[Start Entries provided]

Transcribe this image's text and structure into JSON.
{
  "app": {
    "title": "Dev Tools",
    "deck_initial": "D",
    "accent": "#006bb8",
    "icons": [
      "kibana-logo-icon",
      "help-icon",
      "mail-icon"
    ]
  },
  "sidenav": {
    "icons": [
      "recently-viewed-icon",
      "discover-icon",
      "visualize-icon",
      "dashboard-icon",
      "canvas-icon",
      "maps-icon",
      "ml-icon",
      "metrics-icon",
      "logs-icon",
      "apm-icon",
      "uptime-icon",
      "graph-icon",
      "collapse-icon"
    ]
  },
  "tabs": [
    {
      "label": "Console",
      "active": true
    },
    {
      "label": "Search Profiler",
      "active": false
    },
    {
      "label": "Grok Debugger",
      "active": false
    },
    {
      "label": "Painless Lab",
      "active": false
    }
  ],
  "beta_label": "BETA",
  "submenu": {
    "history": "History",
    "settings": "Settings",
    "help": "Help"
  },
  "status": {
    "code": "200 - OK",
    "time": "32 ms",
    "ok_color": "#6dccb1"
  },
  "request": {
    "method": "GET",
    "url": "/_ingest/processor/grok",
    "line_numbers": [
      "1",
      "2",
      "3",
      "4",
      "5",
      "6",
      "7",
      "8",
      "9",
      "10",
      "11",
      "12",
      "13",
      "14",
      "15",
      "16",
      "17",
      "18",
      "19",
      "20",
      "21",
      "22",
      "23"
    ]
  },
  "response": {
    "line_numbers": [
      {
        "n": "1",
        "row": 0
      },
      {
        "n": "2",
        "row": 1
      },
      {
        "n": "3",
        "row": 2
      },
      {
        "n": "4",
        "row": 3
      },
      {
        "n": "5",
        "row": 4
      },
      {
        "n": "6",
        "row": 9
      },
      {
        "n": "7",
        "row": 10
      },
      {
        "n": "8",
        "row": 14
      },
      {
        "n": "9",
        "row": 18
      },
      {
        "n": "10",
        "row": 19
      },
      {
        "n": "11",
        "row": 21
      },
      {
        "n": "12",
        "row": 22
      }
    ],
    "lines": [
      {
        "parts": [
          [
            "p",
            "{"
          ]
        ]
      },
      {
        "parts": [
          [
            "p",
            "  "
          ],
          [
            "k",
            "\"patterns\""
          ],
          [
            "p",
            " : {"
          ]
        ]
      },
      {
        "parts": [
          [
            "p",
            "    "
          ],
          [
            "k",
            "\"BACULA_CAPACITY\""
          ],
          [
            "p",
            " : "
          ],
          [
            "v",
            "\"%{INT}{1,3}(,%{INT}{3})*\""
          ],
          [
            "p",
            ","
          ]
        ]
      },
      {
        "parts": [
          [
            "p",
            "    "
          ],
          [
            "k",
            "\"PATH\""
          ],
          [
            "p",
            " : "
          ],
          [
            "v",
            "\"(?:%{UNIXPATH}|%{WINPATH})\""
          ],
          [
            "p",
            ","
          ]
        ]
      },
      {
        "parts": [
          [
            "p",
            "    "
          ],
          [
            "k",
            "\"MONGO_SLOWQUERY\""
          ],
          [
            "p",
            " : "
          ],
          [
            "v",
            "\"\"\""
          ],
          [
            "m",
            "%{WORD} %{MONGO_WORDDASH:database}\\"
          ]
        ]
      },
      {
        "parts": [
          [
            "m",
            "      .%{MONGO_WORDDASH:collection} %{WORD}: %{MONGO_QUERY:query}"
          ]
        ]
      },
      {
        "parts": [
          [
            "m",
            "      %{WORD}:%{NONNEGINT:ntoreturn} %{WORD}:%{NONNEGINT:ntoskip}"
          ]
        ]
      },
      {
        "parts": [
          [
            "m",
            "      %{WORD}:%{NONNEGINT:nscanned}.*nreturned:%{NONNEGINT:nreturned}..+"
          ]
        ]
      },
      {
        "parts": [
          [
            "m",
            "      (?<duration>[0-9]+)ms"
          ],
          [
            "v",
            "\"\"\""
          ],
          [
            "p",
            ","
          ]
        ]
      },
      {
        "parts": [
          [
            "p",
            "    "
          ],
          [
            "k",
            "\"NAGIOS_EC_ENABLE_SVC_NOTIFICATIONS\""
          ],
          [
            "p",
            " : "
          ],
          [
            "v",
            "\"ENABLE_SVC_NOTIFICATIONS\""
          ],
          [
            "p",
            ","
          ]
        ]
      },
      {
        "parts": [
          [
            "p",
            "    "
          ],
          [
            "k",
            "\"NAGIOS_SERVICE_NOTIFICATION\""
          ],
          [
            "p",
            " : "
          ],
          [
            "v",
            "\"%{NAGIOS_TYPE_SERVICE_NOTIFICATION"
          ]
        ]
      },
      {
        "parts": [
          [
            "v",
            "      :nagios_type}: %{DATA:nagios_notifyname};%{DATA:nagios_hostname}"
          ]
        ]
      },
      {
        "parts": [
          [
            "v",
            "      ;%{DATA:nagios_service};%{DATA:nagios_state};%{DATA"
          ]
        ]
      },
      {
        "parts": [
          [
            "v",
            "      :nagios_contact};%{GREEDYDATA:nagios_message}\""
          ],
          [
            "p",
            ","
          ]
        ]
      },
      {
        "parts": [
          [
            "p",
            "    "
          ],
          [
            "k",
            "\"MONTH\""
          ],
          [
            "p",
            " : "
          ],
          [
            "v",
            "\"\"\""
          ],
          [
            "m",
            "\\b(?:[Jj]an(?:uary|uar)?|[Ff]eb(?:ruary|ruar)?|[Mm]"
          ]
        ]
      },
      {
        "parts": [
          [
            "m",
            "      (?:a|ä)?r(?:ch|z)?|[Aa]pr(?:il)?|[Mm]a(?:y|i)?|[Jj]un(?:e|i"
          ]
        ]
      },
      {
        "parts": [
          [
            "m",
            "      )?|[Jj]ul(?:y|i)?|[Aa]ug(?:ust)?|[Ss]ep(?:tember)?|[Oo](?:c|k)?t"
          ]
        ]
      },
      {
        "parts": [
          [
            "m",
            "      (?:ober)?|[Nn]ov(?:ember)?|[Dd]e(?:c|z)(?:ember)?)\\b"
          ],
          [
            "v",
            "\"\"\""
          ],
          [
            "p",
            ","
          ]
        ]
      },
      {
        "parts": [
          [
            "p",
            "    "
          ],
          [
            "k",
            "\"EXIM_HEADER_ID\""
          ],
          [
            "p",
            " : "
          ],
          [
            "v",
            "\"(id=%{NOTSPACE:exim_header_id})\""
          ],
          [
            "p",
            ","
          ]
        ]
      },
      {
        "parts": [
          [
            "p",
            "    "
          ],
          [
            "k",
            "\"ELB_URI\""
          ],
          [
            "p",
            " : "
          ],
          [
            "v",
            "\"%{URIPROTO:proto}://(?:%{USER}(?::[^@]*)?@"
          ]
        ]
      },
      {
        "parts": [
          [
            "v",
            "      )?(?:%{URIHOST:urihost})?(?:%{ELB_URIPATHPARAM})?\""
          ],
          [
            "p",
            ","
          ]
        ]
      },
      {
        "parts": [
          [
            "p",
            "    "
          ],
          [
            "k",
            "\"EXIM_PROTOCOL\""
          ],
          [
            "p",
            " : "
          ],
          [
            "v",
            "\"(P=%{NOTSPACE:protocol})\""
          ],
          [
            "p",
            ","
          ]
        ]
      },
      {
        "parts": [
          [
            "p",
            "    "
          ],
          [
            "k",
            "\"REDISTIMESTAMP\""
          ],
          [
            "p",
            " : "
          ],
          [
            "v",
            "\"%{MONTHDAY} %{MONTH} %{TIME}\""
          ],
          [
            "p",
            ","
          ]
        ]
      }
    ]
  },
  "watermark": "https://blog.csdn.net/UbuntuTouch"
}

[End Entries provided]

Exercise requirements — Please set down the whole listing above without altering a single line.

Response to this task —
Transcribe this image's text and structure into JSON.
{
  "app": {
    "title": "Dev Tools",
    "deck_initial": "D",
    "accent": "#006bb8",
    "icons": [
      "kibana-logo-icon",
      "help-icon",
      "mail-icon"
    ]
  },
  "sidenav": {
    "icons": [
      "recently-viewed-icon",
      "discover-icon",
      "visualize-icon",
      "dashboard-icon",
      "canvas-icon",
      "maps-icon",
      "ml-icon",
      "metrics-icon",
      "logs-icon",
      "apm-icon",
      "uptime-icon",
      "graph-icon",
      "collapse-icon"
    ]
  },
  "tabs": [
    {
      "label": "Console",
      "active": true
    },
    {
      "label": "Search Profiler",
      "active": false
    },
    {
      "label": "Grok Debugger",
      "active": false
    },
    {
      "label": "Painless Lab",
      "active": false
    }
  ],
  "beta_label": "BETA",
  "submenu": {
    "history": "History",
    "settings": "Settings",
    "help": "Help"
  },
  "status": {
    "code": "200 - OK",
    "time": "32 ms",
    "ok_color": "#6dccb1"
  },
  "request": {
    "method": "GET",
    "url": "/_ingest/processor/grok",
    "line_numbers": [
      "1",
      "2",
      "3",
      "4",
      "5",
      "6",
      "7",
      "8",
      "9",
      "10",
      "11",
      "12",
      "13",
      "14",
      "15",
      "16",
      "17",
      "18",
      "19",
      "20",
      "21",
      "22",
      "23"
    ]
  },
  "response": {
    "line_numbers": [
      {
        "n": "1",
        "row": 0
      },
      {
        "n": "2",
        "row": 1
      },
      {
        "n": "3",
        "row": 2
      },
      {
        "n": "4",
        "row": 3
      },
      {
        "n": "5",
        "row": 4
      },
      {
        "n": "6",
        "row": 9
      },
      {
        "n": "7",
        "row": 10
      },
      {
        "n": "8",
        "row": 14
      },
      {
        "n": "9",
        "row": 18
      },
      {
        "n": "10",
        "row": 19
      },
      {
        "n": "11",
        "row": 21
      },
      {
        "n": "12",
        "row": 22
      }
    ],
    "lines": [
      {
        "parts": [
          [
            "p",
            "{"
          ]
        ]
      },
      {
        "parts": [
          [
            "p",
            "  "
          ],
          [
            "k",
            "\"patterns\""
          ],
          [
            "p",
            " : {"
          ]
        ]
      },
      {
        "parts": [
          [
            "p",
            "    "
          ],
          [
            "k",
            "\"BACULA_CAPACITY\""
          ],
          [
            "p",
            " : "
          ],
          [
            "v",
            "\"%{INT}{1,3}(,%{INT}{3})*\""
          ],
          [
            "p",
            ","
          ]
        ]
      },
      {
        "parts": [
          [
            "p",
            "    "
          ],
          [
            "k",
            "\"PATH\""
          ],
          [
            "p",
            " : "
          ],
          [
            "v",
            "\"(?:%{UNIXPATH}|%{WINPATH})\""
          ],
          [
            "p",
            ","
          ]
        ]
      },
      {
        "parts": [
          [
            "p",
            "    "
          ],
          [
            "k",
            "\"MONGO_SLOWQUERY\""
          ],
          [
            "p",
            " : "
          ],
          [
            "v",
            "\"\"\""
          ],
          [
            "m",
            "%{WORD} %{MONGO_WORDDASH:database}\\"
          ]
        ]
      },
      {
        "parts": [
          [
            "m",
            "      .%{MONGO_WORDDASH:collection} %{WORD}: %{MONGO_QUERY:query}"
          ]
        ]
      },
      {
        "parts": [
          [
            "m",
            "      %{WORD}:%{NONNEGINT:ntoreturn} %{WORD}:%{NONNEGINT:ntoskip}"
          ]
        ]
      },
      {
        "parts": [
          [
            "m",
            "      %{WORD}:%{NONNEGINT:nscanned}.*nreturned:%{NONNEGINT:nreturned}..+"
          ]
        ]
      },
      {
        "parts": [
          [
            "m",
            "      (?<duration>[0-9]+)ms"
          ],
          [
            "v",
            "\"\"\""
          ],
          [
            "p",
            ","
          ]
        ]
      },
      {
        "parts": [
          [
            "p",
            "    "
          ],
          [
            "k",
            "\"NAGIOS_EC_ENABLE_SVC_NOTIFICATIONS\""
          ],
          [
            "p",
            " : "
          ],
          [
            "v",
            "\"ENABLE_SVC_NOTIFICATIONS\""
          ],
          [
            "p",
            ","
          ]
        ]
      },
      {
        "parts": [
          [
            "p",
            "    "
          ],
          [
            "k",
            "\"NAGIOS_SERVICE_NOTIFICATION\""
          ],
          [
            "p",
            " : "
          ],
          [
            "v",
            "\"%{NAGIOS_TYPE_SERVICE_NOTIFICATION"
          ]
        ]
      },
      {
        "parts": [
          [
            "v",
            "      :nagios_type}: %{DATA:nagios_notifyname};%{DATA:nagios_hostname}"
          ]
        ]
      },
      {
        "parts": [
          [
            "v",
            "      ;%{DATA:nagios_service};%{DATA:nagios_state};%{DATA"
          ]
        ]
      },
      {
        "parts": [
          [
            "v",
            "      :nagios_contact};%{GREEDYDATA:nagios_message}\""
          ],
          [
            "p",
            ","
          ]
        ]
      },
      {
        "parts": [
          [
            "p",
            "    "
          ],
          [
            "k",
            "\"MONTH\""
          ],
          [
            "p",
            " : "
          ],
          [
            "v",
            "\"\"\""
          ],
          [
            "m",
            "\\b(?:[Jj]an(?:uary|uar)?|[Ff]eb(?:ruary|ruar)?|[Mm]"
          ]
        ]
      },
      {
        "parts": [
          [
            "m",
            "      (?:a|ä)?r(?:ch|z)?|[Aa]pr(?:il)?|[Mm]a(?:y|i)?|[Jj]un(?:e|i"
          ]
        ]
      },
      {
        "parts": [
          [
            "m",
            "      )?|[Jj]ul(?:y|i)?|[Aa]ug(?:ust)?|[Ss]ep(?:tember)?|[Oo](?:c|k)?t"
          ]
        ]
      },
      {
        "parts": [
          [
            "m",
            "      (?:ober)?|[Nn]ov(?:ember)?|[Dd]e(?:c|z)(?:ember)?)\\b"
          ],
          [
            "v",
            "\"\"\""
          ],
          [
            "p",
            ","
          ]
        ]
      },
      {
        "parts": [
          [
            "p",
            "    "
          ],
          [
            "k",
            "\"EXIM_HEADER_ID\""
          ],
          [
            "p",
            " : "
          ],
          [
            "v",
            "\"(id=%{NOTSPACE:exim_header_id})\""
          ],
          [
            "p",
            ","
          ]
        ]
      },
      {
        "parts": [
          [
            "p",
            "    "
          ],
          [
            "k",
            "\"ELB_URI\""
          ],
          [
            "p",
            " : "
          ],
          [
            "v",
            "\"%{URIPROTO:proto}://(?:%{USER}(?::[^@]*)?@"
          ]
        ]
      },
      {
        "parts": [
          [
            "v",
            "      )?(?:%{URIHOST:urihost})?(?:%{ELB_URIPATHPARAM})?\""
          ],
          [
            "p",
            ","
          ]
        ]
      },
      {
        "parts": [
          [
            "p",
            "    "
          ],
          [
            "k",
            "\"EXIM_PROTOCOL\""
          ],
          [
            "p",
            " : "
          ],
          [
            "v",
            "\"(P=%{NOTSPACE:protocol})\""
          ],
          [
            "p",
            ","
          ]
        ]
      },
      {
        "parts": [
          [
            "p",
            "    "
          ],
          [
            "k",
            "\"REDISTIMESTAMP\""
          ],
          [
            "p",
            " : "
          ],
          [
            "v",
            "\"%{MONTHDAY} %{MONTH} %{TIME}\""
          ],
          [
            "p",
            ","
          ]
        ]
      }
    ]
  },
  "watermark": "https://blog.csdn.net/UbuntuTouch"
}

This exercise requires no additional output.